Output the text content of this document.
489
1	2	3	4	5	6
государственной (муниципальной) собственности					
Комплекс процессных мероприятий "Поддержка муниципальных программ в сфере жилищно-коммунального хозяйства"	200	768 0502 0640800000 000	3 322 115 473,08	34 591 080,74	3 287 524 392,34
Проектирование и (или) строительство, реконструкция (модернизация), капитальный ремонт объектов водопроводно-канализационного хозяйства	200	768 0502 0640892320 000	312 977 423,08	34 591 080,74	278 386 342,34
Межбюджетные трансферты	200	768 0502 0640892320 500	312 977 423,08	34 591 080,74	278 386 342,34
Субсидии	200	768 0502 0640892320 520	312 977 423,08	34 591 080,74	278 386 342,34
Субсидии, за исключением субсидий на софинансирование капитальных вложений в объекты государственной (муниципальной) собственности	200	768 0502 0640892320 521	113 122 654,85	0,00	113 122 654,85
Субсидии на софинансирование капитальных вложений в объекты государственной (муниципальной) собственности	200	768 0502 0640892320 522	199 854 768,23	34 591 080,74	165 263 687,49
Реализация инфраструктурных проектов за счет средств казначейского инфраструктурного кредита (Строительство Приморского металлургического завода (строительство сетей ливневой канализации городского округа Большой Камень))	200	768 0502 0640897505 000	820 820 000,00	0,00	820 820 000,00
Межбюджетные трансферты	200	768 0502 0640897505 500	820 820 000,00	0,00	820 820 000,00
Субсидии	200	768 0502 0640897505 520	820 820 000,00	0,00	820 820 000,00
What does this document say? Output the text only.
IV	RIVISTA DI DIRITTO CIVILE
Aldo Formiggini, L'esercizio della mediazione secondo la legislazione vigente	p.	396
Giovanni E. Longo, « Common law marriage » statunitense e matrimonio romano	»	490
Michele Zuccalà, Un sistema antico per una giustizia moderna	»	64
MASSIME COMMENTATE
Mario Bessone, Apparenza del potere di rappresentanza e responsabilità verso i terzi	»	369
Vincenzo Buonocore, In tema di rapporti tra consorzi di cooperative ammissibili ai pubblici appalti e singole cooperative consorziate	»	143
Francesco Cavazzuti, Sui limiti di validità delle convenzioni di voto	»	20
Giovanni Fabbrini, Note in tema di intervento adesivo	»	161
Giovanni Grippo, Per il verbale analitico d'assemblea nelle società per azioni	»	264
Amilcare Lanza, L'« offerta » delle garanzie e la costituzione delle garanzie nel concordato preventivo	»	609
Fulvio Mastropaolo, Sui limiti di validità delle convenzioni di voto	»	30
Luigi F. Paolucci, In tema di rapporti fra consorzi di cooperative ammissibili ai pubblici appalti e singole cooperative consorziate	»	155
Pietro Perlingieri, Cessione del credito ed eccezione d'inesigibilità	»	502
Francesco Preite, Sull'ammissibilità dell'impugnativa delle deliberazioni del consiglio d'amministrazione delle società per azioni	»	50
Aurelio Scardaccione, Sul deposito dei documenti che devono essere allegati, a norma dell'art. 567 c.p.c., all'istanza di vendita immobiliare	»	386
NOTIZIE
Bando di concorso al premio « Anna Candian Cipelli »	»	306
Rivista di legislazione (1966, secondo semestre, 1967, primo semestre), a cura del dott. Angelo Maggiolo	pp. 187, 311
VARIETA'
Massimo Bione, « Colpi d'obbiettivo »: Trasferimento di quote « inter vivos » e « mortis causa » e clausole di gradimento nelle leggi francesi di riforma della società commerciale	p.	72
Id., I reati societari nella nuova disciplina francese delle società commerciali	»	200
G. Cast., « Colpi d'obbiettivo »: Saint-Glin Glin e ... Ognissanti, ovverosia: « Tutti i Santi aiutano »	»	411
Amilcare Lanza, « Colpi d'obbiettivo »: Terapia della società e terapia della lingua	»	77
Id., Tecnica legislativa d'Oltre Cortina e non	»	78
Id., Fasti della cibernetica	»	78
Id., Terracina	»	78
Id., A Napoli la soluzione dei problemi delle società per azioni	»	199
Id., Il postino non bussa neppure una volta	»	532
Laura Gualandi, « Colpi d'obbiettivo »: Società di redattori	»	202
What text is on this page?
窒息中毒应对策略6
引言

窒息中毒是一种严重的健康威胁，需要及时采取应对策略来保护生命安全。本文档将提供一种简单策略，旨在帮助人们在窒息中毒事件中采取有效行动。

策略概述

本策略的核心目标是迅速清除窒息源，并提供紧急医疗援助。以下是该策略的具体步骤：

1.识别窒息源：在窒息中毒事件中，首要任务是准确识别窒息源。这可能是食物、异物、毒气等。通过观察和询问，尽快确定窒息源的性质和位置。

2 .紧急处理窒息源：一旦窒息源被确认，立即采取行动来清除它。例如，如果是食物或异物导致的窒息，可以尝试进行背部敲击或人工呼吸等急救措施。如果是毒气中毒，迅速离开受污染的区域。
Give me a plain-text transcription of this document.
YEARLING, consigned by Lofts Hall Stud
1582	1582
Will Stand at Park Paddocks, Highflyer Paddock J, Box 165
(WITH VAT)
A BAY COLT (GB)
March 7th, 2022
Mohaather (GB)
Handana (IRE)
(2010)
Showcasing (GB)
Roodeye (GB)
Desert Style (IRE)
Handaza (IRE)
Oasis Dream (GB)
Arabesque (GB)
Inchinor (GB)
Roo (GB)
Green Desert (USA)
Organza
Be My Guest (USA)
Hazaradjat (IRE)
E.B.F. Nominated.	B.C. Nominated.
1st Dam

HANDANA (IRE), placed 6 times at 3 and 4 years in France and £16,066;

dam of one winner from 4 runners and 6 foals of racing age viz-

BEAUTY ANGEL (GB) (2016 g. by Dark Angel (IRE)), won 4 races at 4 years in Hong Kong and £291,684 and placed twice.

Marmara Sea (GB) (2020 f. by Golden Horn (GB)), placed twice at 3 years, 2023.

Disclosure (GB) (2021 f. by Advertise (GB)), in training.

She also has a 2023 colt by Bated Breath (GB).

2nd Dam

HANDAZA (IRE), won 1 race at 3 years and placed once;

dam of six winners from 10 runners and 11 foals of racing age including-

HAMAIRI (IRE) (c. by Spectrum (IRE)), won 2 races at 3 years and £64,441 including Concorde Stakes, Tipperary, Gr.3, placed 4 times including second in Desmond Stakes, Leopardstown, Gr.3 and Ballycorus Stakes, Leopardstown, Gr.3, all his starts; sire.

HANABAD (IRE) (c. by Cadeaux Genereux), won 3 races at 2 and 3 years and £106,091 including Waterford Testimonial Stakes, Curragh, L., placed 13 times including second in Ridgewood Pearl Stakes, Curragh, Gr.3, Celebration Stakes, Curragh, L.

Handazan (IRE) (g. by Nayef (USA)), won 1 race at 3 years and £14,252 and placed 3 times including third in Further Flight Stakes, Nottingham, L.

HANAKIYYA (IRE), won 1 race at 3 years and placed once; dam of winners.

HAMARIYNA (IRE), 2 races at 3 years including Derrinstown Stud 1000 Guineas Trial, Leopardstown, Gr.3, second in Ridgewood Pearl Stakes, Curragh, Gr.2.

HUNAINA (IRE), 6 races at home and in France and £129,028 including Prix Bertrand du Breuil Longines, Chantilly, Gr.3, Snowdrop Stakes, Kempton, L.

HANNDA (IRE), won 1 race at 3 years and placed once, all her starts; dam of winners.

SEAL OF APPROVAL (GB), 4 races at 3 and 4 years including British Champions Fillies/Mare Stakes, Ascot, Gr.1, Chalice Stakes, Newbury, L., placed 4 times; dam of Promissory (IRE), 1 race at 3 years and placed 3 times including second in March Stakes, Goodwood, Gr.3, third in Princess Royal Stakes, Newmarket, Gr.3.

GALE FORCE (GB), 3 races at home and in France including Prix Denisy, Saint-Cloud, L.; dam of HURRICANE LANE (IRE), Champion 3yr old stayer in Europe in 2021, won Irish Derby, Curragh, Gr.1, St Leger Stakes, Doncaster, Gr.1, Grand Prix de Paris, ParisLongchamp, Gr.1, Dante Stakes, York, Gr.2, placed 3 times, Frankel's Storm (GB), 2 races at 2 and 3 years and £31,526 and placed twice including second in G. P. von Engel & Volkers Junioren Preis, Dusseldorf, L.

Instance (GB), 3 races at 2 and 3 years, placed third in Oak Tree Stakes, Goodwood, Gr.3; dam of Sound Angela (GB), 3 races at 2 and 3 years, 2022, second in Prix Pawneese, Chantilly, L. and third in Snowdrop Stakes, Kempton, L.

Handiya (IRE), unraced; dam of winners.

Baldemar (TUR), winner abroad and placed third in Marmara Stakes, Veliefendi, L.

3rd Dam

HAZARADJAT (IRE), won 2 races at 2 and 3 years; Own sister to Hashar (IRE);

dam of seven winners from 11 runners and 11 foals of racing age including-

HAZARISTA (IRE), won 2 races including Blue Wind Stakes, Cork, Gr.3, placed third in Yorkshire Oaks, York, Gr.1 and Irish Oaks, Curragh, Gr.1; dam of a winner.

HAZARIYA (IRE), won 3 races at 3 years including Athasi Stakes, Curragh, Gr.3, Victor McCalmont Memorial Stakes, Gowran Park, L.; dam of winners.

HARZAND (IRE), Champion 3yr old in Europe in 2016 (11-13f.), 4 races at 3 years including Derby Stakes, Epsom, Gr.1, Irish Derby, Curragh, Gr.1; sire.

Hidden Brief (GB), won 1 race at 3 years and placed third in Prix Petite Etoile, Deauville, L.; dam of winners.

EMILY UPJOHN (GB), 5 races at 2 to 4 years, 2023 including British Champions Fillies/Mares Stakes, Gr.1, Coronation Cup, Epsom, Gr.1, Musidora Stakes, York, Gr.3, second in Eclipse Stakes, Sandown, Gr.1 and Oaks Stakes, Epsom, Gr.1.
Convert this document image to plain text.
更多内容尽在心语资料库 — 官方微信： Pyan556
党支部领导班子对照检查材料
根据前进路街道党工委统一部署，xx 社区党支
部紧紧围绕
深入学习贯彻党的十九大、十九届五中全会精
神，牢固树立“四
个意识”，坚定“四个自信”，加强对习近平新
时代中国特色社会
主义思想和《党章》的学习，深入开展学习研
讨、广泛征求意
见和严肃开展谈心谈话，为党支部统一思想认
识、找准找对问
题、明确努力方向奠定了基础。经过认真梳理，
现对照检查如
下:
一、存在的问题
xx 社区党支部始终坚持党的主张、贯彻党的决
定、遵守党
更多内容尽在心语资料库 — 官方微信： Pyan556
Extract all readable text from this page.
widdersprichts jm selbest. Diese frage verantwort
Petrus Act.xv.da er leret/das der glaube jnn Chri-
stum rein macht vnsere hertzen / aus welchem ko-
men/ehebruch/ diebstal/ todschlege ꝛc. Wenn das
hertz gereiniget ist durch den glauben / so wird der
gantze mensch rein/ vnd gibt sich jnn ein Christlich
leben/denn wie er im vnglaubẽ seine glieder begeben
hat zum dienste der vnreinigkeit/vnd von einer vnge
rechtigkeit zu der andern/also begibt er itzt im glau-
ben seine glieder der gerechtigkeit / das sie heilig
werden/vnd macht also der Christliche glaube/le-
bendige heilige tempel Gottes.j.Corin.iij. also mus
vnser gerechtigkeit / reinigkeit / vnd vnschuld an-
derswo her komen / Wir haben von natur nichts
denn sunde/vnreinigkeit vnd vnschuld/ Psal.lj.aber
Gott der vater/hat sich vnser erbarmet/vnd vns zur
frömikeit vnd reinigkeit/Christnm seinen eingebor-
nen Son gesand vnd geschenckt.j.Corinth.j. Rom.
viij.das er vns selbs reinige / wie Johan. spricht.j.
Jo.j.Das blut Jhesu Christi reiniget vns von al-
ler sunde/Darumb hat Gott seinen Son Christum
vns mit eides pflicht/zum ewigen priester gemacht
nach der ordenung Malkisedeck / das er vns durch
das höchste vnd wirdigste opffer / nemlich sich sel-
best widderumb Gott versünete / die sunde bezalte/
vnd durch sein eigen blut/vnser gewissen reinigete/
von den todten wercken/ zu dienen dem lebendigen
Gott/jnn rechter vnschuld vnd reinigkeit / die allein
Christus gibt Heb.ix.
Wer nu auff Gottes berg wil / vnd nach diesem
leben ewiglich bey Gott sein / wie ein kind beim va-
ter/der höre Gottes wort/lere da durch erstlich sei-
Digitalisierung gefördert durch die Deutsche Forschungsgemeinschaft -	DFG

### WHAT IS NEEDED:
Go through the material and copy out every line with "denn" in it.

### CORRECT RESPONSE:
leben/denn wie er im vnglaubẽ seine glieder begeben
denn sunde/vnreinigkeit vnd vnschuld/ Psal.lj.aber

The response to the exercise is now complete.